(What you need to do): Output each entry that follows exactly. Images stay out.

(Excerpt from a dataset):
= = = = = = =
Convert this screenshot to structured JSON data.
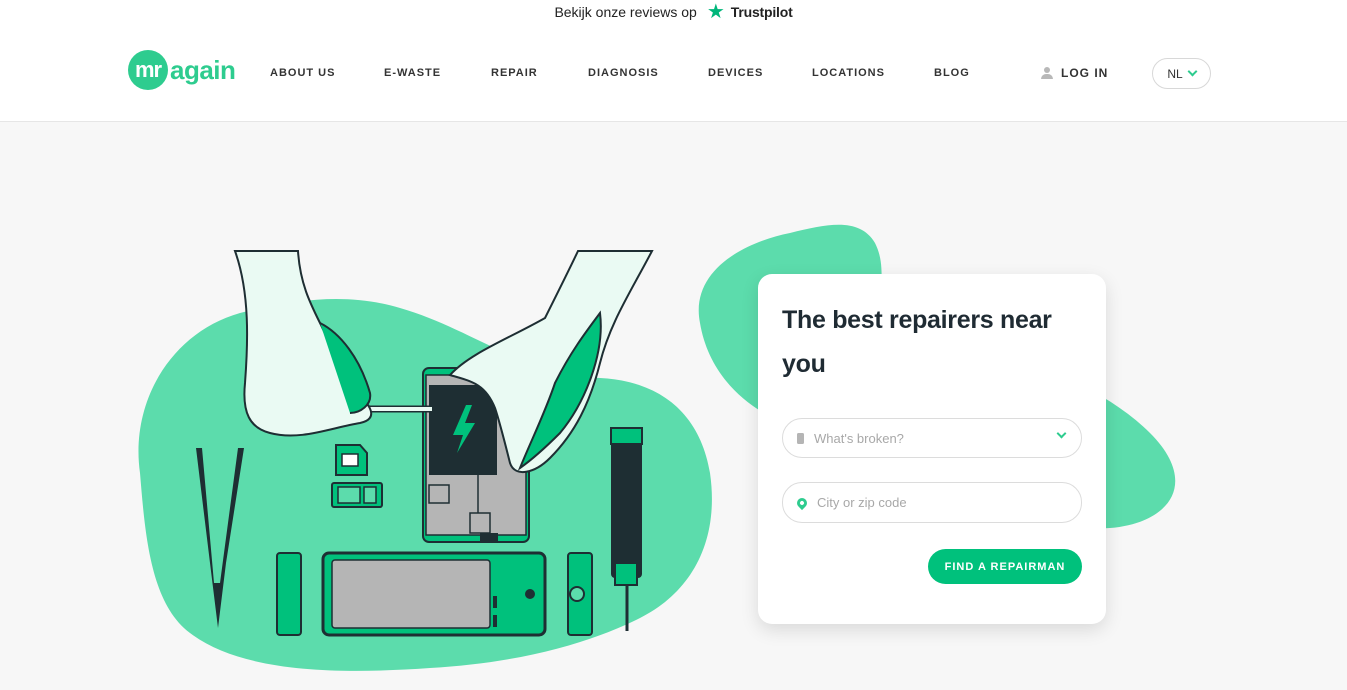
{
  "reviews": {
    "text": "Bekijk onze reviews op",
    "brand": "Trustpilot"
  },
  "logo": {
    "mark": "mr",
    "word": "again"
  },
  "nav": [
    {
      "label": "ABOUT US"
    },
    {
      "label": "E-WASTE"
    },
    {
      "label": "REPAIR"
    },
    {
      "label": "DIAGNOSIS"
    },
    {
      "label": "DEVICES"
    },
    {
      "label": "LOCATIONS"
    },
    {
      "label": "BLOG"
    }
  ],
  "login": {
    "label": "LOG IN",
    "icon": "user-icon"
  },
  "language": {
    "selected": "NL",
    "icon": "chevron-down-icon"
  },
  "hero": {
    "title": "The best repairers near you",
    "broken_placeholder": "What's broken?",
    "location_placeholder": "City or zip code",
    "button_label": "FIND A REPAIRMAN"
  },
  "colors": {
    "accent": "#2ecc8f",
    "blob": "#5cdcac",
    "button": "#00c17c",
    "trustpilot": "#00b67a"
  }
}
= = = = = = =
(Output):
Convert this screenshot to structured JSON data.
{
  "reviews": {
    "text": "Bekijk onze reviews op",
    "brand": "Trustpilot"
  },
  "logo": {
    "mark": "mr",
    "word": "again"
  },
  "nav": [
    {
      "label": "ABOUT US"
    },
    {
      "label": "E-WASTE"
    },
    {
      "label": "REPAIR"
    },
    {
      "label": "DIAGNOSIS"
    },
    {
      "label": "DEVICES"
    },
    {
      "label": "LOCATIONS"
    },
    {
      "label": "BLOG"
    }
  ],
  "login": {
    "label": "LOG IN",
    "icon": "user-icon"
  },
  "language": {
    "selected": "NL",
    "icon": "chevron-down-icon"
  },
  "hero": {
    "title": "The best repairers near you",
    "broken_placeholder": "What's broken?",
    "location_placeholder": "City or zip code",
    "button_label": "FIND A REPAIRMAN"
  },
  "colors": {
    "accent": "#2ecc8f",
    "blob": "#5cdcac",
    "button": "#00c17c",
    "trustpilot": "#00b67a"
  }
}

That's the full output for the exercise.